Where the data below has the string "category", return the whole line.

Entries with figure data:
◆ ◆ ◆

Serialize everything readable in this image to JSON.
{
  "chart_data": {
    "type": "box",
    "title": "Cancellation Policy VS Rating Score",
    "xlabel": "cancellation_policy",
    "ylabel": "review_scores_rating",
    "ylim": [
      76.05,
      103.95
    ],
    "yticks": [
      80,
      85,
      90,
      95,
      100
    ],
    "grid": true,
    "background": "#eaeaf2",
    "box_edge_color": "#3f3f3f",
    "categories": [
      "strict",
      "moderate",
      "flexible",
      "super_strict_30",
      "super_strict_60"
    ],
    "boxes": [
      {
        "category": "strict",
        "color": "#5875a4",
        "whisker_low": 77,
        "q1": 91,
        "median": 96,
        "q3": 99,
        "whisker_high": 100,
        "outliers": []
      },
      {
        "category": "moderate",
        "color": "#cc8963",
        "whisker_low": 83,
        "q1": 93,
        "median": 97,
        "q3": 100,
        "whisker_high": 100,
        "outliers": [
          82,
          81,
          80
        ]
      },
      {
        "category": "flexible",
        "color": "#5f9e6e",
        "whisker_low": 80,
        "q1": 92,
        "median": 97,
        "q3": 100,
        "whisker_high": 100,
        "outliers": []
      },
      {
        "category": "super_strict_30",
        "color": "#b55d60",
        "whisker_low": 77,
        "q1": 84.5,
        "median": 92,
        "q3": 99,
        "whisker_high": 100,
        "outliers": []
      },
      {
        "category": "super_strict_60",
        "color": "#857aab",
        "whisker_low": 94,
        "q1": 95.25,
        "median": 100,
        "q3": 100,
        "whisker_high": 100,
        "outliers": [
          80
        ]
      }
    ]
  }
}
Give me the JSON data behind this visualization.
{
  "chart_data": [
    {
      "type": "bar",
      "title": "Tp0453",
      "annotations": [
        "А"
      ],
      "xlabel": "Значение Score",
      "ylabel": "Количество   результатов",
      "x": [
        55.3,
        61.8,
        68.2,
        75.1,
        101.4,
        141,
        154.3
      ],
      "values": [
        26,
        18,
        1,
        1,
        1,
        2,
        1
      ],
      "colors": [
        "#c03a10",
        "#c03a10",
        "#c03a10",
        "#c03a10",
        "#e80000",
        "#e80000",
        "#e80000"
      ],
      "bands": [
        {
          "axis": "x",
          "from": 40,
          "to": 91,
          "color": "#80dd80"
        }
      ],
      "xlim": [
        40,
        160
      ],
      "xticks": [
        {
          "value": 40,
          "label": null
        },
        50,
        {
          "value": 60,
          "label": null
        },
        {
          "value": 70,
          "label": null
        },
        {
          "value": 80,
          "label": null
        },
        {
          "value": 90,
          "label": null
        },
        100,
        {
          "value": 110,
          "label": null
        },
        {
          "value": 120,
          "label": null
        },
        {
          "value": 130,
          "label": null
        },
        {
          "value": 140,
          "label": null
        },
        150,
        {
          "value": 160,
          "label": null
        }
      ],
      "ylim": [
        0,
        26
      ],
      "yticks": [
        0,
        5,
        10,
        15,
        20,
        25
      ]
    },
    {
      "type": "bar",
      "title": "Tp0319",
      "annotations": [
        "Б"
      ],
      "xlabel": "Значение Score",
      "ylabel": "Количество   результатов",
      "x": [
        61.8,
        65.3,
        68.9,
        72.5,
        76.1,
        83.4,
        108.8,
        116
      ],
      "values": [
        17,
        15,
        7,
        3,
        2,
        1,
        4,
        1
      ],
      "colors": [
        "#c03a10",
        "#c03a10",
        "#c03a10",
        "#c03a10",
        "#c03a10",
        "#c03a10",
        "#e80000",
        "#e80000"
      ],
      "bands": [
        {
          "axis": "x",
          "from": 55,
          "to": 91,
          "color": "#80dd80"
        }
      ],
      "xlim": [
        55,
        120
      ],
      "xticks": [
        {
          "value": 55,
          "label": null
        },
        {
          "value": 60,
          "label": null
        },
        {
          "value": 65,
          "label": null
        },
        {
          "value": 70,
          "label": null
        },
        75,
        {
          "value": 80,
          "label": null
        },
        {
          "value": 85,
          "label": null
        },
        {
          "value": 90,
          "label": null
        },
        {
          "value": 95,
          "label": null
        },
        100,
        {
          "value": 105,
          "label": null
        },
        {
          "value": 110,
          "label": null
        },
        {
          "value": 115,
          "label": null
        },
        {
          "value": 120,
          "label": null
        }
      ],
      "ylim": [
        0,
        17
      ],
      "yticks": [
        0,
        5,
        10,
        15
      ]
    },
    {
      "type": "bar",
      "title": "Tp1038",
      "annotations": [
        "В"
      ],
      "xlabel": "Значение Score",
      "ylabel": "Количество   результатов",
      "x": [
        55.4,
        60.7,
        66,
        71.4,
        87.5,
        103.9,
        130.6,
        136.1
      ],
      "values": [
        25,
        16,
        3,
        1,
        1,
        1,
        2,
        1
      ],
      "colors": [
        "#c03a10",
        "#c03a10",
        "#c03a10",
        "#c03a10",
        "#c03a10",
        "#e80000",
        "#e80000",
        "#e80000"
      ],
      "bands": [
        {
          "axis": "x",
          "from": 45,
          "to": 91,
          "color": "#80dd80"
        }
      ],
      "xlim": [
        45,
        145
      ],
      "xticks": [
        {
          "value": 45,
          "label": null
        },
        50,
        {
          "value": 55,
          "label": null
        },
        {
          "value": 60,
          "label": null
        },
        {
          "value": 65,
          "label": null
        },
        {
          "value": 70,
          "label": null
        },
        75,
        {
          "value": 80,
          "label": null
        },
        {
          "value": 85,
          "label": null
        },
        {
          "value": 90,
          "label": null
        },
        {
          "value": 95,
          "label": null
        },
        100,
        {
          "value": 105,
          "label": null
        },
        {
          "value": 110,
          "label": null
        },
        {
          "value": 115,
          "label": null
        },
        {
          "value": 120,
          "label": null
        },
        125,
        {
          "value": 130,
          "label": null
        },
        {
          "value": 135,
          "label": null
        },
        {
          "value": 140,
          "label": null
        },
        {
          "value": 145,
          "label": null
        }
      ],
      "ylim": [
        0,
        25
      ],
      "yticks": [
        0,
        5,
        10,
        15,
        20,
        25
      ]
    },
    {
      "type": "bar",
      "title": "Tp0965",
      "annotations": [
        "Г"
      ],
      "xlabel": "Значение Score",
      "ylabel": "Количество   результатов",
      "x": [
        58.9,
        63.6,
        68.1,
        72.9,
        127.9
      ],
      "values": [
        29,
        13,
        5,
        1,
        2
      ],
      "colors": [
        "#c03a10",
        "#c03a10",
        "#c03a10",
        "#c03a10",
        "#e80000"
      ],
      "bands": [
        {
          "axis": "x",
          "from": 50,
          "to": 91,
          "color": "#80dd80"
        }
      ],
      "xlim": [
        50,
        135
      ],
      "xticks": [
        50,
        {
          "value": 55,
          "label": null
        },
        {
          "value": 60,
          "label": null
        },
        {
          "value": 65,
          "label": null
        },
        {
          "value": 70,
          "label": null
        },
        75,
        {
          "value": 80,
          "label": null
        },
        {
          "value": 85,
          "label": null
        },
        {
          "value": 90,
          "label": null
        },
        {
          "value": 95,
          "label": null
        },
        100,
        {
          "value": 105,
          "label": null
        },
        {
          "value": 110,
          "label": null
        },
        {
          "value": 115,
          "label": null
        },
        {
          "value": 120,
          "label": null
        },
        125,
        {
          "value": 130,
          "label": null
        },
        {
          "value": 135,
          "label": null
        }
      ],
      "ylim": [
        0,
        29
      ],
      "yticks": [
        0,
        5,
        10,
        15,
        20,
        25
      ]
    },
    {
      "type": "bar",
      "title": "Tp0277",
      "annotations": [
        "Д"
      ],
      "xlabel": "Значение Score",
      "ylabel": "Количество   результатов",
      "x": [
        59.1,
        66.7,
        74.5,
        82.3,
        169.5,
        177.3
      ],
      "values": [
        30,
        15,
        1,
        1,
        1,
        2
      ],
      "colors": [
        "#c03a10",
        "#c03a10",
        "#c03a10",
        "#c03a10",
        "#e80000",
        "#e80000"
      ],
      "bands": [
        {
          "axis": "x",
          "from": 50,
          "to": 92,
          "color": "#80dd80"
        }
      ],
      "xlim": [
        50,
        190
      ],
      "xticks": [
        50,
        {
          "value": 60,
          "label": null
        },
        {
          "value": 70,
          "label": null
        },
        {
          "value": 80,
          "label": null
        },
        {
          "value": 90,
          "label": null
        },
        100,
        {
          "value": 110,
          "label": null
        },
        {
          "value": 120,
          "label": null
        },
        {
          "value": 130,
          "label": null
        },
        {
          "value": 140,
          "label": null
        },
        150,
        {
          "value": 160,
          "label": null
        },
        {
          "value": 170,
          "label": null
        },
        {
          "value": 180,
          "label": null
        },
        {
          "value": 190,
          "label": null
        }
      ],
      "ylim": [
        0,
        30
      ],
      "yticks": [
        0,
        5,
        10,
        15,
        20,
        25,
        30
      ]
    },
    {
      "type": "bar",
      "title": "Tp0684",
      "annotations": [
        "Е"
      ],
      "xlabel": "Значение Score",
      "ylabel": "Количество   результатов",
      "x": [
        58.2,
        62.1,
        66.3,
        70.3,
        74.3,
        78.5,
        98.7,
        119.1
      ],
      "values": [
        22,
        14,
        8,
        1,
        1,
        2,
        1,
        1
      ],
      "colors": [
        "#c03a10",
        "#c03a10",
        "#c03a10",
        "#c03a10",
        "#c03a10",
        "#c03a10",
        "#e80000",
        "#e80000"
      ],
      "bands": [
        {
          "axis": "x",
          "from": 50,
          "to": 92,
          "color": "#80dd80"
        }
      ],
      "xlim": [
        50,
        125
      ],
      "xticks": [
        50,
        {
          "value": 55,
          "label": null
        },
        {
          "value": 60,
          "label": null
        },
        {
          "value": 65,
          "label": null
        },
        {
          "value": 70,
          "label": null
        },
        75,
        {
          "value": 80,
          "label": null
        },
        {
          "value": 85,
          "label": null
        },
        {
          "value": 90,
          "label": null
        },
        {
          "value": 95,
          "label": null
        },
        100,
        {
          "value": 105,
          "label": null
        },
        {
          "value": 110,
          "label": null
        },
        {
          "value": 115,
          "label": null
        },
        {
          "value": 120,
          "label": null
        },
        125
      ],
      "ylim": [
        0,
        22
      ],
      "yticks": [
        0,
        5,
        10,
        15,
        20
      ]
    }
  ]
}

◆ ◆ ◆

Finished answer:
        "category": "strict",
        "category": "moderate",
        "category": "flexible",
        "category": "super_strict_30",
        "category": "super_strict_60",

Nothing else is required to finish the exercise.